#### OBJECTIVE
Pick out all lines of the entries that include the word "Центр" and copy them.

───── SUPPLIED DATA

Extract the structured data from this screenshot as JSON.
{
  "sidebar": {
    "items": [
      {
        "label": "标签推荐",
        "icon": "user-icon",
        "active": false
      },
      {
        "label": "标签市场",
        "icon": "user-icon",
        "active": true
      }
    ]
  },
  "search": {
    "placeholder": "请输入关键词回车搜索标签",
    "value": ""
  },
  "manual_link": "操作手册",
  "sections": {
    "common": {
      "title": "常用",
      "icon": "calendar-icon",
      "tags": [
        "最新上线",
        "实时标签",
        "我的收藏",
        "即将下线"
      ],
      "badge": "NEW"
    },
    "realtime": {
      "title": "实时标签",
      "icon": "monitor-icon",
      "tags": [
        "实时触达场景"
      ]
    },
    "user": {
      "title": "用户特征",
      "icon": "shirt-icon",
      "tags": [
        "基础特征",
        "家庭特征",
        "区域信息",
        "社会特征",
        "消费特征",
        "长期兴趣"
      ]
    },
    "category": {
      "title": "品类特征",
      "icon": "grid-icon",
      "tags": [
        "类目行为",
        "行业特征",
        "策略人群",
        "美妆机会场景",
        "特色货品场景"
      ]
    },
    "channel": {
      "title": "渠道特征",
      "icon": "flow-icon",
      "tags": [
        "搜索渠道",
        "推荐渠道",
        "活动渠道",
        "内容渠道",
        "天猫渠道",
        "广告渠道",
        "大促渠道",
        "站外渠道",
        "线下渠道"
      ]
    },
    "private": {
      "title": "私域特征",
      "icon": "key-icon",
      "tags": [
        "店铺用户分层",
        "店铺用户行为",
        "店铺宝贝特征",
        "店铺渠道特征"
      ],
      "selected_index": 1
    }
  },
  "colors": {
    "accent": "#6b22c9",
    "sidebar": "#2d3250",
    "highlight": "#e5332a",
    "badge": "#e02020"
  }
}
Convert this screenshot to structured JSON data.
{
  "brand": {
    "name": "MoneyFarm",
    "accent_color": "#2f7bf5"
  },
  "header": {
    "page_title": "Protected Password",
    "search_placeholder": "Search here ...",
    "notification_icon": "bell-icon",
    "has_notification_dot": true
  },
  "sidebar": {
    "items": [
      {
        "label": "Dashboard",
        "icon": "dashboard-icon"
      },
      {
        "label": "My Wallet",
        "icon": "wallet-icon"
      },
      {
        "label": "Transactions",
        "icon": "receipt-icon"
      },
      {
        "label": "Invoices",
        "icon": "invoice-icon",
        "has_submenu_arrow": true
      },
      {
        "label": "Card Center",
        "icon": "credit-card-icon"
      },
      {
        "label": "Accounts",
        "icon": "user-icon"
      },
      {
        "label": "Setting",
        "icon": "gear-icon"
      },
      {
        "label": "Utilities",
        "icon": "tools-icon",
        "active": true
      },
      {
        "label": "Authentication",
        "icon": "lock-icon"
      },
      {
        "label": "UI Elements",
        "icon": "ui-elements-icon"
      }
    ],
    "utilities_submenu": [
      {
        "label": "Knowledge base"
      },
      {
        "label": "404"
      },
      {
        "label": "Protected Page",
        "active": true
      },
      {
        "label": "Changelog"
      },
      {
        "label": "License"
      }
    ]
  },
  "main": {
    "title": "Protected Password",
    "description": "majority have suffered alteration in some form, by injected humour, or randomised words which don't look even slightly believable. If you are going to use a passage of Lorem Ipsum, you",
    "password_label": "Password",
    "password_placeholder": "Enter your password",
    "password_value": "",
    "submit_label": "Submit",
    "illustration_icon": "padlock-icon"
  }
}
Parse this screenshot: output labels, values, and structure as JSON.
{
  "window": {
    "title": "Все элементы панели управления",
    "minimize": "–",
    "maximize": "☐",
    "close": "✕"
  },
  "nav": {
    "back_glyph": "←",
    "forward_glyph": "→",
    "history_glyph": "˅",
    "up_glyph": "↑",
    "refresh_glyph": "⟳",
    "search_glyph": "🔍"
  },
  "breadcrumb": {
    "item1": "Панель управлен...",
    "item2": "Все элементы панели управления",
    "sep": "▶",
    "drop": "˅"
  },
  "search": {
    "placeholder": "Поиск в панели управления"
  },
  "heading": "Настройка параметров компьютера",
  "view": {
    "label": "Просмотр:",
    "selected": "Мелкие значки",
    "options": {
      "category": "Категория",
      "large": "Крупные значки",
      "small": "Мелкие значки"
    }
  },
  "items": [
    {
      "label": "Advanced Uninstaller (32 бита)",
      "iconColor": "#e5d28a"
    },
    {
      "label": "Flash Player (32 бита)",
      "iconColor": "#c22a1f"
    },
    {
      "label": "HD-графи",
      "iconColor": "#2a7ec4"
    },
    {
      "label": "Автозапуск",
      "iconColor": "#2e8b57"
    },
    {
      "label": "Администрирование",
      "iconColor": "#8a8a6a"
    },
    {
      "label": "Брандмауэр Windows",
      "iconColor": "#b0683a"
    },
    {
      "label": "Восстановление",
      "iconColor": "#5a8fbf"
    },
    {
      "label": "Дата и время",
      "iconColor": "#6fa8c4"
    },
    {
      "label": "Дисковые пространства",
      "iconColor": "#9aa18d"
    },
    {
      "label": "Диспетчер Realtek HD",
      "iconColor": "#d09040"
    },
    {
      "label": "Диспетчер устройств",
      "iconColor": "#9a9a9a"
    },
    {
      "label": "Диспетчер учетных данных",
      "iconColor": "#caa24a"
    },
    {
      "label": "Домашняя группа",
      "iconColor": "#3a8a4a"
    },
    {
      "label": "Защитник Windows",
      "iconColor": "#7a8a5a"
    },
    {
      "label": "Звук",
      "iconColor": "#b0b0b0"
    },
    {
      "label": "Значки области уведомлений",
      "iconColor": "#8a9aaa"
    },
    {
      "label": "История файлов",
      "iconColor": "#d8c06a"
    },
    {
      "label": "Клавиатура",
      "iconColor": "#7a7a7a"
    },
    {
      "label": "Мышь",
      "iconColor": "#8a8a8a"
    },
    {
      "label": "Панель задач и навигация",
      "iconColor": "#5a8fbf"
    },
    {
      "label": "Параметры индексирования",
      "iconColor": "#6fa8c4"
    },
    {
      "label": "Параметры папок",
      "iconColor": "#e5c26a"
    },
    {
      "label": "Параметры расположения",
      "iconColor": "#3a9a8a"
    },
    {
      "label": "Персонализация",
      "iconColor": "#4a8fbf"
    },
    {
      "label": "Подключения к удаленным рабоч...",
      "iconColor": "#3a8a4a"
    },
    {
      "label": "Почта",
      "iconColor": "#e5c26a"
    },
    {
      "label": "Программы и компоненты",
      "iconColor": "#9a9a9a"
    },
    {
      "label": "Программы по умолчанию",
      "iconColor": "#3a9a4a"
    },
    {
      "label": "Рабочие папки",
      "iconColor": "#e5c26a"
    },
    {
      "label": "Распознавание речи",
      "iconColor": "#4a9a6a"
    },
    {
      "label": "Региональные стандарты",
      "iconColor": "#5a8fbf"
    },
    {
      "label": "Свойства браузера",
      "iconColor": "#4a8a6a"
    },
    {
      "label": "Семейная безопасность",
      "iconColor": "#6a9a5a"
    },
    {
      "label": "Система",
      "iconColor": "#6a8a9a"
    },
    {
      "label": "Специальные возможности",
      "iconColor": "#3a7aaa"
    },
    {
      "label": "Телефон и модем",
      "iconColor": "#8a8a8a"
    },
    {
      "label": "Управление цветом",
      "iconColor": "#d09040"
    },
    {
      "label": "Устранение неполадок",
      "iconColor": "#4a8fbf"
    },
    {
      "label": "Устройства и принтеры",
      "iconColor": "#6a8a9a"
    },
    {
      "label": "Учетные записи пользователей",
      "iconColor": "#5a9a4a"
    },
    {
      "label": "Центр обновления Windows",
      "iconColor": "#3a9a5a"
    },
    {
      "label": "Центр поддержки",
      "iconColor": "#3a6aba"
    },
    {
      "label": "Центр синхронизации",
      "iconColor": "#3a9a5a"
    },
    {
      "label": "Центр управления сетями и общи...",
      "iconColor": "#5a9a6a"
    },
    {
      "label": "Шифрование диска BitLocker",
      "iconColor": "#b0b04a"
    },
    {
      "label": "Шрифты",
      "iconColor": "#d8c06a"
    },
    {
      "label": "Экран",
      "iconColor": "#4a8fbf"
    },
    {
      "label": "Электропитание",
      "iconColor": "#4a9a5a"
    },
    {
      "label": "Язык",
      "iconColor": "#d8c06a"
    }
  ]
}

──────────

#### RESULT OF THIS EXERCISE
      "label": "Центр обновления Windows",
      "label": "Центр поддержки",
      "label": "Центр синхронизации",
      "label": "Центр управления сетями и общи...",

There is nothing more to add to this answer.